Document section section start

Firms that do well as visionaries but are not yet classed as leaders include SilkRoad, Saba and Halogen.
But Gartner’s research does add a cautionary note that there will still be a market for niche Talent Management offerings, particularly in areas such as learning solutions and recruitment marketing.
"Some clients want to replace or update their core HRMS solutions and consider Talent Management capabilities to be part of those replacements. So, in some cases, the battleground will shift from Talent Management suites to broader HCM suites," observes Otter.
"This will take a few years to play out, but, at the same time, customers and vendors are starting to come to grips with the impact of the Nexus of Forces (social, mobile, Cloud and information) on Talent Management .
"This will drive customers to consider point solutions in areas such as recruiting and learning, as well as broader Talent Management suite solutions from vendors that have innovated with social, mobile, Cloud and information," he adds. "Vendors offering solutions that just automate Talent Management processes will not fare well.
"On one hand, aspects we associate with traditional Talent Management suites will increasingly be adopted through broader HCM suites. On the other hand, a new generation of Talent Management solutions will emerge that will re-imagine traditional Talent Management processes and approaches using social, mobile, Cloud and information."
Over at fellow research firm Forrester
, essentially the same big names turn up again, joined by ADP, SumTotal Systems, Kenexa and PeopleFluent, but minus Oracle People Cloud. (It seems Oracle declined to participate in the study.)
Forrester’s study – Forrester Wave: Talent Management Q1 2013
– produces its own version of the MQ format, the Forrester Wave, which boasts only two axes: strategy on the horizontal and current offering on the vertical.

Document section section end
Dataset entries section start

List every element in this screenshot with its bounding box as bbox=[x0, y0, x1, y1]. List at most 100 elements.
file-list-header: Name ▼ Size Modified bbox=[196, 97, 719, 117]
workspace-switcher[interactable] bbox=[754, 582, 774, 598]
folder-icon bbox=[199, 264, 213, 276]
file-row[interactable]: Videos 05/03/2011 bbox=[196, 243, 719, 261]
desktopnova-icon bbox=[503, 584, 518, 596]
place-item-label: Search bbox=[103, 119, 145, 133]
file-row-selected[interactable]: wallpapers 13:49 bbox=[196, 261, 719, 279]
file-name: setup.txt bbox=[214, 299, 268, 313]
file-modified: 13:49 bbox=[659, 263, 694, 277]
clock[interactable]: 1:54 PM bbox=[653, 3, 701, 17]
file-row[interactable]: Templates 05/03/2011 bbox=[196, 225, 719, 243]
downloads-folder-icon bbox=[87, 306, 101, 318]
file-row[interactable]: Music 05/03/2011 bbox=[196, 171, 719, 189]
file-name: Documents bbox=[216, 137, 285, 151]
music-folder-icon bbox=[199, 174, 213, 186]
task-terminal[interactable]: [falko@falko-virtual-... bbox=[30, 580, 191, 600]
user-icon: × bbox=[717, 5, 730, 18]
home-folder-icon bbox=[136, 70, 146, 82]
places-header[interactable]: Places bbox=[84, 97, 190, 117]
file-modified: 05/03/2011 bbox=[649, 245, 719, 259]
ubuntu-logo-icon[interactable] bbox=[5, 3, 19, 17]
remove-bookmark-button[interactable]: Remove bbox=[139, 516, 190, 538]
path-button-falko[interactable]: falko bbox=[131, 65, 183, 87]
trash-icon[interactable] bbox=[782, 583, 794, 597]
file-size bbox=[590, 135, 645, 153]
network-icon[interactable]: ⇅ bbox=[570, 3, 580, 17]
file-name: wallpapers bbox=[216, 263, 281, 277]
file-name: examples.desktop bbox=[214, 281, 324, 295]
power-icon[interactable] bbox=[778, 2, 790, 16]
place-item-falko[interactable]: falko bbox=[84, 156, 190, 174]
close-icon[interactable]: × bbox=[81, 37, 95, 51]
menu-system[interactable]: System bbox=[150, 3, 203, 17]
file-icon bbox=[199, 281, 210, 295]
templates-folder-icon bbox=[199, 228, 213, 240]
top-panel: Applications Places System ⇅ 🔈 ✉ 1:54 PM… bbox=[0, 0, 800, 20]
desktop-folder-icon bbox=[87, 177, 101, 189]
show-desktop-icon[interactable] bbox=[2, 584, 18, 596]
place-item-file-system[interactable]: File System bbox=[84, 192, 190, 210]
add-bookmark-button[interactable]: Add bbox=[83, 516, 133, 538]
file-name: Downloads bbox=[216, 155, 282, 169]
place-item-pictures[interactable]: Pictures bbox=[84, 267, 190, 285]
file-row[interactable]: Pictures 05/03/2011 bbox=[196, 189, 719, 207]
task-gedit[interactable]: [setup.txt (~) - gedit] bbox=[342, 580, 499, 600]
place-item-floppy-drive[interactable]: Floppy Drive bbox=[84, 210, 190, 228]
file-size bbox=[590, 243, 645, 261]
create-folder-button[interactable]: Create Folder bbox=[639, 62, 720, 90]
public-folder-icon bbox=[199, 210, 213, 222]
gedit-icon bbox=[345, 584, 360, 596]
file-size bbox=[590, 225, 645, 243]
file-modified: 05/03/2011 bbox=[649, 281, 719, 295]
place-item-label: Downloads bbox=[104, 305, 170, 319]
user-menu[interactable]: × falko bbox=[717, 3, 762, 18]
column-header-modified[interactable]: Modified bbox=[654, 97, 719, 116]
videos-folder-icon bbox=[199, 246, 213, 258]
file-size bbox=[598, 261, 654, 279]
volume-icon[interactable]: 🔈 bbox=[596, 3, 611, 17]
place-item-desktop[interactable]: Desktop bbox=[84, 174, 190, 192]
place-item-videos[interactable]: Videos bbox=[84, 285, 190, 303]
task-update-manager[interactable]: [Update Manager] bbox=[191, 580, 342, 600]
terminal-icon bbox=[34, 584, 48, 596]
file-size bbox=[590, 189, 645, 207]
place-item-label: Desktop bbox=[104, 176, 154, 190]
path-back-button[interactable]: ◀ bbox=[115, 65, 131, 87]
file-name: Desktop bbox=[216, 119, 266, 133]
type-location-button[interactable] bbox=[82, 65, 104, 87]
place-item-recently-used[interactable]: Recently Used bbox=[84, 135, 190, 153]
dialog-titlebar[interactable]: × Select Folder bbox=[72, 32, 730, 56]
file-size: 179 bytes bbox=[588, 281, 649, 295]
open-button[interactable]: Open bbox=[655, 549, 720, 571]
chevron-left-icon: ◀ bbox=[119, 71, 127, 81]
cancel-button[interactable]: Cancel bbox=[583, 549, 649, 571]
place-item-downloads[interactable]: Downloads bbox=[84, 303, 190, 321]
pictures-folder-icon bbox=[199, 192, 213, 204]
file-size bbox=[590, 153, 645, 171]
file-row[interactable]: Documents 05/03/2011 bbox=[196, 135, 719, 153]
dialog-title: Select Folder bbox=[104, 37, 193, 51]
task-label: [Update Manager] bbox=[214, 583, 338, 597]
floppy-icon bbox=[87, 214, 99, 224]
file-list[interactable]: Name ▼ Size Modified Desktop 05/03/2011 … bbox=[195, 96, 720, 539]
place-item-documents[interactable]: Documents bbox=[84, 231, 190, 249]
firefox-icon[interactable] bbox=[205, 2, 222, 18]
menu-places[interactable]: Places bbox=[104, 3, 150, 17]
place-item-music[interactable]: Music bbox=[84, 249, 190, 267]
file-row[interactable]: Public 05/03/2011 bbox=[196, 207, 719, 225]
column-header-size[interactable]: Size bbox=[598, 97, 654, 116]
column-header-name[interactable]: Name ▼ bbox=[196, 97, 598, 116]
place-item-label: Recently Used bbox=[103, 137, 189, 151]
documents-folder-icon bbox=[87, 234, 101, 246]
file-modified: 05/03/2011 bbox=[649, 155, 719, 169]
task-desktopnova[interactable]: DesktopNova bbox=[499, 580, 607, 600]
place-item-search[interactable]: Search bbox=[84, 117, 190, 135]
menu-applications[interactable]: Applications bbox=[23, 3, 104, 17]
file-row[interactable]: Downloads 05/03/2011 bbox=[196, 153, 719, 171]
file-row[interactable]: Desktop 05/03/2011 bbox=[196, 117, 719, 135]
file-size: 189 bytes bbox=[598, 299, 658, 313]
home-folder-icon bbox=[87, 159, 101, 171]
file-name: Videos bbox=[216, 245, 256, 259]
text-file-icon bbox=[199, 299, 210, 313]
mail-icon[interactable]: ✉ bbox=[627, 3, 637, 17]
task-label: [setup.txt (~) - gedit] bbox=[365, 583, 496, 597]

Dataset entries section end

# [What you should do]
Pick up the article on Talent Management vendor research right after its last sentence and write the next part.

# [Task result]
Source: Forrester Research
One finding that is very much in common with the Gartner quadrant is the predominance of SaaS providers. Forrester’s Claire Schooley notes: "Forrester clients are moving toward SaaS — more than 90% of talent inquiries relate to SaaS deployments. Competitive SaaS pricing has driven down the overall price of talent applications, and these revenues are growing rapidly."
Forrester also founds that more than half of customers want a single solution, and about one-third are willing to sacrifice some functionality to stay with one vendor.
"While a suite solution that enables customers to get all talent functionality from one vendor is the ideal, many customers find this challenging because the products are not equally robust across the suite," writes Schooley. "The vendor’s heritage product is usually the strongest offering."
But she cautions: "We do not recommend choosing all best-of-breed vendors for each of the talent solutions. You will have too many vendors to manage, the integrations will be a challenge, and the solutions will not be cost effective. Rather, choose the suite vendor that will meet most of your needs and add another vendor only when your business requirements demand it."
Alluding to the consolidation seen in the market over the past two years, Schooley observes that the challenge for providers is "the integration of the talent components to provide the user with as seamless an experience as possible".
Of the nine vendors which were evaluated by Forrester, SuccessFactors, Cornerstone OnDemand, SumTotal Systems, and Saba were the top four with SAP SuccessFactors ahead in terms of overall Talent Management functionality. That said, Cornerstone OnDemand and SumTotal Systems were close behind followed by Saba.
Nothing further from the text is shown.